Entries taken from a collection
====

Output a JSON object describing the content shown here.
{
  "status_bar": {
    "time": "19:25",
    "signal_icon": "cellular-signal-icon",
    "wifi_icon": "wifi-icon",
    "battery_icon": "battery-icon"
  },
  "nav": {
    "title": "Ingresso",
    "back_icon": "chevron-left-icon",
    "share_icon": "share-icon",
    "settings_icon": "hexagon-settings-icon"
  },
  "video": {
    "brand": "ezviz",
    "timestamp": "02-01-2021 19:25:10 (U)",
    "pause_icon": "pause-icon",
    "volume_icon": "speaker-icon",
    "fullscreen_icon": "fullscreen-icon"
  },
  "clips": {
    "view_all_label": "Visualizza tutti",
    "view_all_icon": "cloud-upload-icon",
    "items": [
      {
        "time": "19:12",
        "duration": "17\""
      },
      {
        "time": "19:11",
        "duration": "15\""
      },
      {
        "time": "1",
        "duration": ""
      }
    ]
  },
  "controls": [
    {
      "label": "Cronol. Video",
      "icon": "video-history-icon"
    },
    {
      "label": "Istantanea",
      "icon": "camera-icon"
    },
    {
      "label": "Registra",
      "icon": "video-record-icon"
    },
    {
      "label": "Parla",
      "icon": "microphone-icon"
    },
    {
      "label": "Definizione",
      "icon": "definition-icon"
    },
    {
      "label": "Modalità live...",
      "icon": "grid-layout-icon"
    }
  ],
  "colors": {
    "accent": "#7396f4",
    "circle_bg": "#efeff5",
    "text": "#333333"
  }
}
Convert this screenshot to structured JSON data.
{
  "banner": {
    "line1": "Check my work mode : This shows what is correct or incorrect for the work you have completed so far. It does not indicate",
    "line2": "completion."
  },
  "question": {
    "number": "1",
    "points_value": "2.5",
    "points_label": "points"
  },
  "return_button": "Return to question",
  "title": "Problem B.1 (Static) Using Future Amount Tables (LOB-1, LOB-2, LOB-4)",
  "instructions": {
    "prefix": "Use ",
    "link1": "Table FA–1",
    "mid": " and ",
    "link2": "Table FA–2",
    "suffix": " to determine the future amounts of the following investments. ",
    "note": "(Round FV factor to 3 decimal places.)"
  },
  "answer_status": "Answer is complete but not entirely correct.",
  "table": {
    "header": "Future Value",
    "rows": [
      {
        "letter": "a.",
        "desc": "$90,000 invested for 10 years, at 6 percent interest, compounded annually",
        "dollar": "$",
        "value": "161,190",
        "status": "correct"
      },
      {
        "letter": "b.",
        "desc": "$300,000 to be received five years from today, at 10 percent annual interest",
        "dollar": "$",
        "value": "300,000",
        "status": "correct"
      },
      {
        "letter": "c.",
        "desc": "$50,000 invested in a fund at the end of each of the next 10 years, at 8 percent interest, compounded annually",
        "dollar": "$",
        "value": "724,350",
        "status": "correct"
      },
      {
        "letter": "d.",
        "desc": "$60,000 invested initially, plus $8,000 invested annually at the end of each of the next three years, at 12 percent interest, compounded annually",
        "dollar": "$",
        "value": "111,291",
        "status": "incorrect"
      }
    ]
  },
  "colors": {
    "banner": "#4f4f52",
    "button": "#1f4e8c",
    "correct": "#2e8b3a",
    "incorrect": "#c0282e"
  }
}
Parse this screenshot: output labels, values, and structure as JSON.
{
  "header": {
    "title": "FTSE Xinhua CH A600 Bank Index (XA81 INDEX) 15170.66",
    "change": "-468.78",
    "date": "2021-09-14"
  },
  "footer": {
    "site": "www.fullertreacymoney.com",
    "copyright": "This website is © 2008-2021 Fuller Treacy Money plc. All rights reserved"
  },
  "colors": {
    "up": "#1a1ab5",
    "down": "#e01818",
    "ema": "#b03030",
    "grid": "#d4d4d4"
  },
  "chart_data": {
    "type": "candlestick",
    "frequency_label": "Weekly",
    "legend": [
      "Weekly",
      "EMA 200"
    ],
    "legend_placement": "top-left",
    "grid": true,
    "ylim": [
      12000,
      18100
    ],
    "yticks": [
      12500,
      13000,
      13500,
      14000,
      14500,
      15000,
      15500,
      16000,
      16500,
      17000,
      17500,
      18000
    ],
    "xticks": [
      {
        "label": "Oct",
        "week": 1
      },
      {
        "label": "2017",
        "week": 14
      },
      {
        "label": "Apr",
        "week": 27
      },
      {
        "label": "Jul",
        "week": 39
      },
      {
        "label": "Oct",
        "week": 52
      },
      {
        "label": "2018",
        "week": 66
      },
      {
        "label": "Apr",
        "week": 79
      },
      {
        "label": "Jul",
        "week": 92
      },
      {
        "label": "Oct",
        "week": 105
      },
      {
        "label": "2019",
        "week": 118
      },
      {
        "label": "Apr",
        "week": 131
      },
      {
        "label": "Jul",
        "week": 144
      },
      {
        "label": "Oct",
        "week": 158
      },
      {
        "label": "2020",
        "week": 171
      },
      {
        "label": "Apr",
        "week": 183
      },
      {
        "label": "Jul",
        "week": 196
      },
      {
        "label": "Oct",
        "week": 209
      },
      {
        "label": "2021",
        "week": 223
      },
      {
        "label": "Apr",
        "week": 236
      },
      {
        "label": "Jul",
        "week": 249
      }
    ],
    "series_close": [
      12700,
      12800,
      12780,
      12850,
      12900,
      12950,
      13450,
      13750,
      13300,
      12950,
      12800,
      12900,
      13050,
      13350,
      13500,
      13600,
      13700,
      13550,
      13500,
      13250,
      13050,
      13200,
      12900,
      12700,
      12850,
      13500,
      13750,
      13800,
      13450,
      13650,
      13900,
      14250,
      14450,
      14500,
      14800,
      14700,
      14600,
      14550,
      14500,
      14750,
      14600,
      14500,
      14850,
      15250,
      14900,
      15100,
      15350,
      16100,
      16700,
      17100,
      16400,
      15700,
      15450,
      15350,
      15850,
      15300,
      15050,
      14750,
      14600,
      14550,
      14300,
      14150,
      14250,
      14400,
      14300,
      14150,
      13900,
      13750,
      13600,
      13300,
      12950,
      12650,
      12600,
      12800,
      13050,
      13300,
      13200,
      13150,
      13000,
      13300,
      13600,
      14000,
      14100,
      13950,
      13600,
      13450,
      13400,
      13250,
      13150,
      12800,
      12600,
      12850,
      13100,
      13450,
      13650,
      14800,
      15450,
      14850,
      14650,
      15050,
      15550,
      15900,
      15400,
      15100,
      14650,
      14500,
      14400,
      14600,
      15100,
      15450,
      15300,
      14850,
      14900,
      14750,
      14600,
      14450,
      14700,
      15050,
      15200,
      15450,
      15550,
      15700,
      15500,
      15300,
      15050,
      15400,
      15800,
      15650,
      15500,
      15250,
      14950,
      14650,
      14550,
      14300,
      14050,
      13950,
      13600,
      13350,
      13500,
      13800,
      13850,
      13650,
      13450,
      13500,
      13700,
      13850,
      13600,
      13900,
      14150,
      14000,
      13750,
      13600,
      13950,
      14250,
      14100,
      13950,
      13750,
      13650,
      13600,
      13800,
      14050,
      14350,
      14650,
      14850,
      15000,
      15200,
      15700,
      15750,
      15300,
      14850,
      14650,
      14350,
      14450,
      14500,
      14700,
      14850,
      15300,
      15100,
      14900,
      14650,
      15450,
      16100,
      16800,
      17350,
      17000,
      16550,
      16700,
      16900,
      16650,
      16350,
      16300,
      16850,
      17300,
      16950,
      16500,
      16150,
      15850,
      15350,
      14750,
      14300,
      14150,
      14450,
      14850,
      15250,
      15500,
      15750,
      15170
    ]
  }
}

====

Above are the records; retype them all without a single difference.

Output a JSON object describing the content shown here.
{
  "status_bar": {
    "time": "19:25",
    "signal_icon": "cellular-signal-icon",
    "wifi_icon": "wifi-icon",
    "battery_icon": "battery-icon"
  },
  "nav": {
    "title": "Ingresso",
    "back_icon": "chevron-left-icon",
    "share_icon": "share-icon",
    "settings_icon": "hexagon-settings-icon"
  },
  "video": {
    "brand": "ezviz",
    "timestamp": "02-01-2021 19:25:10 (U)",
    "pause_icon": "pause-icon",
    "volume_icon": "speaker-icon",
    "fullscreen_icon": "fullscreen-icon"
  },
  "clips": {
    "view_all_label": "Visualizza tutti",
    "view_all_icon": "cloud-upload-icon",
    "items": [
      {
        "time": "19:12",
        "duration": "17\""
      },
      {
        "time": "19:11",
        "duration": "15\""
      },
      {
        "time": "1",
        "duration": ""
      }
    ]
  },
  "controls": [
    {
      "label": "Cronol. Video",
      "icon": "video-history-icon"
    },
    {
      "label": "Istantanea",
      "icon": "camera-icon"
    },
    {
      "label": "Registra",
      "icon": "video-record-icon"
    },
    {
      "label": "Parla",
      "icon": "microphone-icon"
    },
    {
      "label": "Definizione",
      "icon": "definition-icon"
    },
    {
      "label": "Modalità live...",
      "icon": "grid-layout-icon"
    }
  ],
  "colors": {
    "accent": "#7396f4",
    "circle_bg": "#efeff5",
    "text": "#333333"
  }
}
Convert this screenshot to structured JSON data.
{
  "banner": {
    "line1": "Check my work mode : This shows what is correct or incorrect for the work you have completed so far. It does not indicate",
    "line2": "completion."
  },
  "question": {
    "number": "1",
    "points_value": "2.5",
    "points_label": "points"
  },
  "return_button": "Return to question",
  "title": "Problem B.1 (Static) Using Future Amount Tables (LOB-1, LOB-2, LOB-4)",
  "instructions": {
    "prefix": "Use ",
    "link1": "Table FA–1",
    "mid": " and ",
    "link2": "Table FA–2",
    "suffix": " to determine the future amounts of the following investments. ",
    "note": "(Round FV factor to 3 decimal places.)"
  },
  "answer_status": "Answer is complete but not entirely correct.",
  "table": {
    "header": "Future Value",
    "rows": [
      {
        "letter": "a.",
        "desc": "$90,000 invested for 10 years, at 6 percent interest, compounded annually",
        "dollar": "$",
        "value": "161,190",
        "status": "correct"
      },
      {
        "letter": "b.",
        "desc": "$300,000 to be received five years from today, at 10 percent annual interest",
        "dollar": "$",
        "value": "300,000",
        "status": "correct"
      },
      {
        "letter": "c.",
        "desc": "$50,000 invested in a fund at the end of each of the next 10 years, at 8 percent interest, compounded annually",
        "dollar": "$",
        "value": "724,350",
        "status": "correct"
      },
      {
        "letter": "d.",
        "desc": "$60,000 invested initially, plus $8,000 invested annually at the end of each of the next three years, at 12 percent interest, compounded annually",
        "dollar": "$",
        "value": "111,291",
        "status": "incorrect"
      }
    ]
  },
  "colors": {
    "banner": "#4f4f52",
    "button": "#1f4e8c",
    "correct": "#2e8b3a",
    "incorrect": "#c0282e"
  }
}
Parse this screenshot: output labels, values, and structure as JSON.
{
  "header": {
    "title": "FTSE Xinhua CH A600 Bank Index (XA81 INDEX) 15170.66",
    "change": "-468.78",
    "date": "2021-09-14"
  },
  "footer": {
    "site": "www.fullertreacymoney.com",
    "copyright": "This website is © 2008-2021 Fuller Treacy Money plc. All rights reserved"
  },
  "colors": {
    "up": "#1a1ab5",
    "down": "#e01818",
    "ema": "#b03030",
    "grid": "#d4d4d4"
  },
  "chart_data": {
    "type": "candlestick",
    "frequency_label": "Weekly",
    "legend": [
      "Weekly",
      "EMA 200"
    ],
    "legend_placement": "top-left",
    "grid": true,
    "ylim": [
      12000,
      18100
    ],
    "yticks": [
      12500,
      13000,
      13500,
      14000,
      14500,
      15000,
      15500,
      16000,
      16500,
      17000,
      17500,
      18000
    ],
    "xticks": [
      {
        "label": "Oct",
        "week": 1
      },
      {
        "label": "2017",
        "week": 14
      },
      {
        "label": "Apr",
        "week": 27
      },
      {
        "label": "Jul",
        "week": 39
      },
      {
        "label": "Oct",
        "week": 52
      },
      {
        "label": "2018",
        "week": 66
      },
      {
        "label": "Apr",
        "week": 79
      },
      {
        "label": "Jul",
        "week": 92
      },
      {
        "label": "Oct",
        "week": 105
      },
      {
        "label": "2019",
        "week": 118
      },
      {
        "label": "Apr",
        "week": 131
      },
      {
        "label": "Jul",
        "week": 144
      },
      {
        "label": "Oct",
        "week": 158
      },
      {
        "label": "2020",
        "week": 171
      },
      {
        "label": "Apr",
        "week": 183
      },
      {
        "label": "Jul",
        "week": 196
      },
      {
        "label": "Oct",
        "week": 209
      },
      {
        "label": "2021",
        "week": 223
      },
      {
        "label": "Apr",
        "week": 236
      },
      {
        "label": "Jul",
        "week": 249
      }
    ],
    "series_close": [
      12700,
      12800,
      12780,
      12850,
      12900,
      12950,
      13450,
      13750,
      13300,
      12950,
      12800,
      12900,
      13050,
      13350,
      13500,
      13600,
      13700,
      13550,
      13500,
      13250,
      13050,
      13200,
      12900,
      12700,
      12850,
      13500,
      13750,
      13800,
      13450,
      13650,
      13900,
      14250,
      14450,
      14500,
      14800,
      14700,
      14600,
      14550,
      14500,
      14750,
      14600,
      14500,
      14850,
      15250,
      14900,
      15100,
      15350,
      16100,
      16700,
      17100,
      16400,
      15700,
      15450,
      15350,
      15850,
      15300,
      15050,
      14750,
      14600,
      14550,
      14300,
      14150,
      14250,
      14400,
      14300,
      14150,
      13900,
      13750,
      13600,
      13300,
      12950,
      12650,
      12600,
      12800,
      13050,
      13300,
      13200,
      13150,
      13000,
      13300,
      13600,
      14000,
      14100,
      13950,
      13600,
      13450,
      13400,
      13250,
      13150,
      12800,
      12600,
      12850,
      13100,
      13450,
      13650,
      14800,
      15450,
      14850,
      14650,
      15050,
      15550,
      15900,
      15400,
      15100,
      14650,
      14500,
      14400,
      14600,
      15100,
      15450,
      15300,
      14850,
      14900,
      14750,
      14600,
      14450,
      14700,
      15050,
      15200,
      15450,
      15550,
      15700,
      15500,
      15300,
      15050,
      15400,
      15800,
      15650,
      15500,
      15250,
      14950,
      14650,
      14550,
      14300,
      14050,
      13950,
      13600,
      13350,
      13500,
      13800,
      13850,
      13650,
      13450,
      13500,
      13700,
      13850,
      13600,
      13900,
      14150,
      14000,
      13750,
      13600,
      13950,
      14250,
      14100,
      13950,
      13750,
      13650,
      13600,
      13800,
      14050,
      14350,
      14650,
      14850,
      15000,
      15200,
      15700,
      15750,
      15300,
      14850,
      14650,
      14350,
      14450,
      14500,
      14700,
      14850,
      15300,
      15100,
      14900,
      14650,
      15450,
      16100,
      16800,
      17350,
      17000,
      16550,
      16700,
      16900,
      16650,
      16350,
      16300,
      16850,
      17300,
      16950,
      16500,
      16150,
      15850,
      15350,
      14750,
      14300,
      14150,
      14450,
      14850,
      15250,
      15500,
      15750,
      15170
    ]
  }
}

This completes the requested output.